■ **Record excerpts**
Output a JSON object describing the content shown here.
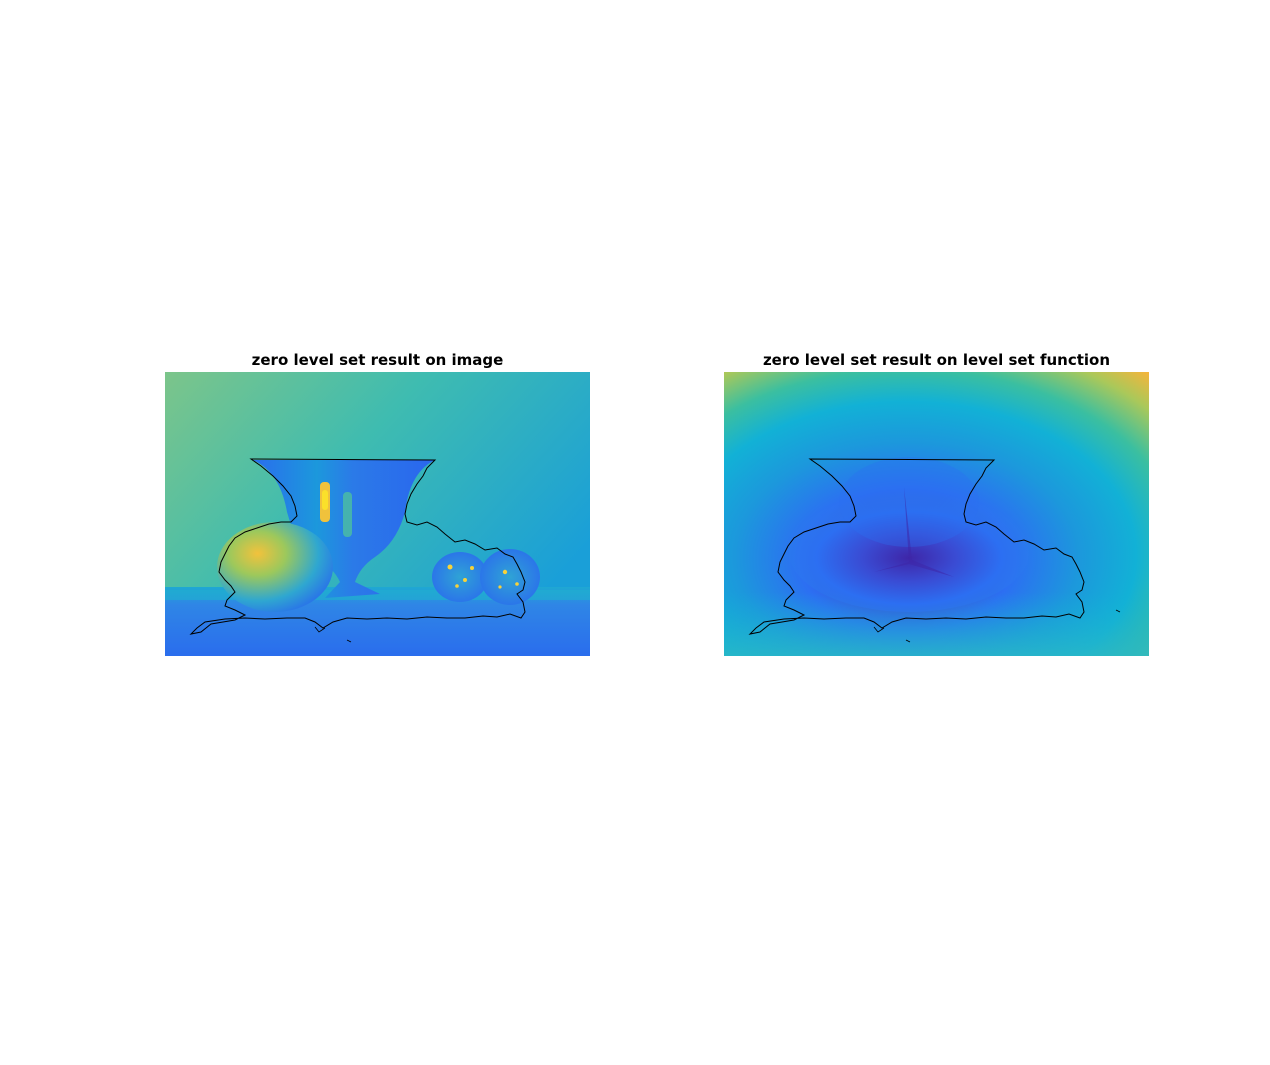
{
  "figure": {
    "panels": [
      {
        "title": "zero level set result on image"
      },
      {
        "title": "zero level set result on level set function"
      }
    ],
    "colormap": "parula",
    "colors": {
      "deep_blue": "#3e26a8",
      "blue": "#2c6ff2",
      "cyan": "#12b1d6",
      "teal": "#3bbfa0",
      "green": "#7cc86a",
      "orange": "#f7b43a",
      "yellow": "#f9fb14",
      "contour": "#000000"
    },
    "contour_level": 0
  }
}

■ **To do**
Quote the data above in full and without alteration; skip the pictures.

■ **Task answer**
Output a JSON object describing the content shown here.
{
  "figure": {
    "panels": [
      {
        "title": "zero level set result on image"
      },
      {
        "title": "zero level set result on level set function"
      }
    ],
    "colormap": "parula",
    "colors": {
      "deep_blue": "#3e26a8",
      "blue": "#2c6ff2",
      "cyan": "#12b1d6",
      "teal": "#3bbfa0",
      "green": "#7cc86a",
      "orange": "#f7b43a",
      "yellow": "#f9fb14",
      "contour": "#000000"
    },
    "contour_level": 0
  }
}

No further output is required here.